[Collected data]
* START *
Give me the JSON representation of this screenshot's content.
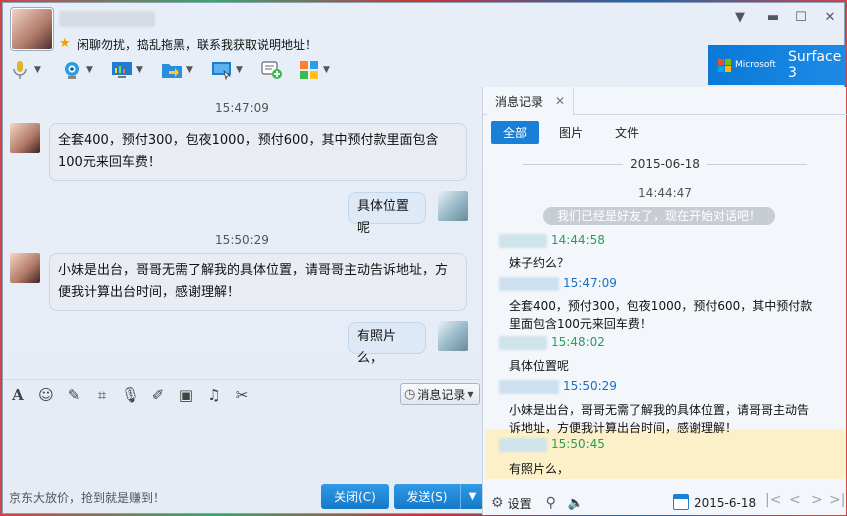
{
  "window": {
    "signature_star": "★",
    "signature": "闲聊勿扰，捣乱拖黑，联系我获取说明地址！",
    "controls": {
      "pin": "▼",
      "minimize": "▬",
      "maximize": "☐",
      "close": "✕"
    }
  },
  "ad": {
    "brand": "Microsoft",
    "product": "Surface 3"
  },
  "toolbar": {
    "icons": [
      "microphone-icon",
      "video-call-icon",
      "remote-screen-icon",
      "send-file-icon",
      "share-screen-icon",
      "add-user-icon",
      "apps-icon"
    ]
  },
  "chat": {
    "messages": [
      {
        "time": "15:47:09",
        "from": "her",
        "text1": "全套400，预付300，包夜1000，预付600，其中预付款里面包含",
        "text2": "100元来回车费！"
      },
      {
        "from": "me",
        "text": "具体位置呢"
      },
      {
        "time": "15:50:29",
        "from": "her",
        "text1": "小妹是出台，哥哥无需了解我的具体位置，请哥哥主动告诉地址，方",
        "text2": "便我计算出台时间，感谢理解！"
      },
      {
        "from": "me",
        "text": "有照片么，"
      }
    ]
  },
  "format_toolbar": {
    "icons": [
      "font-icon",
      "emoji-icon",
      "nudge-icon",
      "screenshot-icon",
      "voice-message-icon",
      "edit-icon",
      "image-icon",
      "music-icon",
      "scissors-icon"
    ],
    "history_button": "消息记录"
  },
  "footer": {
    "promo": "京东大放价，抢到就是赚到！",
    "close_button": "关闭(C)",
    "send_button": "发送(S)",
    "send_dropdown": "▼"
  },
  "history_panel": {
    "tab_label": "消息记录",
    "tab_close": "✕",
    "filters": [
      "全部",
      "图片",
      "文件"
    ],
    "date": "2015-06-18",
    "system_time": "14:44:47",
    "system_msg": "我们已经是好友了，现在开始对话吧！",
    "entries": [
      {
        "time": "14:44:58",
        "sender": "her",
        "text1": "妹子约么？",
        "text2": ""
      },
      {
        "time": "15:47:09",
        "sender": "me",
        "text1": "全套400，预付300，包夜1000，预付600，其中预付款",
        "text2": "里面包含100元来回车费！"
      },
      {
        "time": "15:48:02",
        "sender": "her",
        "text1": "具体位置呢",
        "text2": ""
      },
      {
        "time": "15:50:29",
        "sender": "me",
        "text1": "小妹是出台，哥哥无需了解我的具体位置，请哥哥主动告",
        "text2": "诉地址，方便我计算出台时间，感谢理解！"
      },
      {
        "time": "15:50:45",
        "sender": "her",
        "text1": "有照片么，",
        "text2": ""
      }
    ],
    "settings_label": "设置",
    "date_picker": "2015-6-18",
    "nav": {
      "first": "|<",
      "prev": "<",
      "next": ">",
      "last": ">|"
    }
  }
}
* END *
* START *
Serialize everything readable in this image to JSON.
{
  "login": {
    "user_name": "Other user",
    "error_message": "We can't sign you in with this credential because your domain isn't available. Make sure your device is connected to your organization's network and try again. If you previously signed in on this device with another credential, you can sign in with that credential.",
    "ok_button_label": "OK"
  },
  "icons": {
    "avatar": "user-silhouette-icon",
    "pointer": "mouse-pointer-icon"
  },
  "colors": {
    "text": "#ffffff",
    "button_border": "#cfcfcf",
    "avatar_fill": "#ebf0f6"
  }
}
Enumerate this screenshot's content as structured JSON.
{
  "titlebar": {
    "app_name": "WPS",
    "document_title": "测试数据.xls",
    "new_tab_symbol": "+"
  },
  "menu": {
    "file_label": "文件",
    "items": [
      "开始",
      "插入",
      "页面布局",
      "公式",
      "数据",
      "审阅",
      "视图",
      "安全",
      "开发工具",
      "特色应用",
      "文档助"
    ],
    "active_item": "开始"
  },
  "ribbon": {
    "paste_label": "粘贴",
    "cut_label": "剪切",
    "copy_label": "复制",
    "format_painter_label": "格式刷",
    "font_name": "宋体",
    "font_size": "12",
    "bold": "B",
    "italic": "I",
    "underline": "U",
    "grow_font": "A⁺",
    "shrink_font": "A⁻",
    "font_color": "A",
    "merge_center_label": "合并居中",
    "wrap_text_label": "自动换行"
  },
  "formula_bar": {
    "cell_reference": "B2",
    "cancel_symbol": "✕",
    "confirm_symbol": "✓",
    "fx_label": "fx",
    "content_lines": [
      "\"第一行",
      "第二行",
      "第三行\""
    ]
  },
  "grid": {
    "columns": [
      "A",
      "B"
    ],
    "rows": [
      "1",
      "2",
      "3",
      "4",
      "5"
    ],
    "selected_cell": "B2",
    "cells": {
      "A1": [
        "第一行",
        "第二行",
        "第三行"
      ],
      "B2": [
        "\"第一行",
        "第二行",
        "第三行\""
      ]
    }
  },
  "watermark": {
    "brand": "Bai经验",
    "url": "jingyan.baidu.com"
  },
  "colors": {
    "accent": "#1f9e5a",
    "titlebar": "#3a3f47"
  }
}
* END *
* _INSTRUCTIONS TO FOLLOW_
Identify each line in the records above containing the word "user"; copy those lines.

* _WRITTEN RESPONSE_
      "add-user-icon",
    "user_name": "Other user",
    "avatar": "user-silhouette-icon",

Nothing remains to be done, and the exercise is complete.